● Items listed in a dataset:
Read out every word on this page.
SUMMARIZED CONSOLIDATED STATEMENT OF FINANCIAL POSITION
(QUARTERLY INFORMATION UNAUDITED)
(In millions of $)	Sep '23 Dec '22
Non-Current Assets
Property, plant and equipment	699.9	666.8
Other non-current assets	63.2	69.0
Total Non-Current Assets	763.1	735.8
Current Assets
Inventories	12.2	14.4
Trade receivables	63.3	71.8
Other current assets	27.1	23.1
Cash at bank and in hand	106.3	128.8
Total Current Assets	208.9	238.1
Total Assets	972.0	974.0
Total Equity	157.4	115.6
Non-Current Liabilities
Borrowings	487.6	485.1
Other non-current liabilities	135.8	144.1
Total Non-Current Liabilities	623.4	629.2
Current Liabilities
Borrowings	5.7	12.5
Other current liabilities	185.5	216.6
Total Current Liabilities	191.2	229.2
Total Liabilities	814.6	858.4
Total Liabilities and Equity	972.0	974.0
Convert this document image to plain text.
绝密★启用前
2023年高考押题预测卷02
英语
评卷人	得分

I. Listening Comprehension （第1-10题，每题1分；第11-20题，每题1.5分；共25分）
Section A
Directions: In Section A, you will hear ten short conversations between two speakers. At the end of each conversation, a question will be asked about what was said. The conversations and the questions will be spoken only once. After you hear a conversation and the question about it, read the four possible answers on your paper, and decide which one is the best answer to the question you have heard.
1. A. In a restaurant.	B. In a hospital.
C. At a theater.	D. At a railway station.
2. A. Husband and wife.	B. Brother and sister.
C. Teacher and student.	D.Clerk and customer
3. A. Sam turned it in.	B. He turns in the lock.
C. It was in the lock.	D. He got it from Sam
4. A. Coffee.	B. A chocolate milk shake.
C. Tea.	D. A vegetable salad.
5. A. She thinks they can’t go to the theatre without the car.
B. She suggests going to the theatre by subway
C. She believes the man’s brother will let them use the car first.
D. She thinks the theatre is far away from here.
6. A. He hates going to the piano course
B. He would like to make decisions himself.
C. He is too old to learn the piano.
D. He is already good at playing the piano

● Instructions to follow: Report all lines of the material that contain the word "lock".

● Final result:
3. A. Sam turned it in.	B. He turns in the lock.
C. It was in the lock.	D. He got it from Sam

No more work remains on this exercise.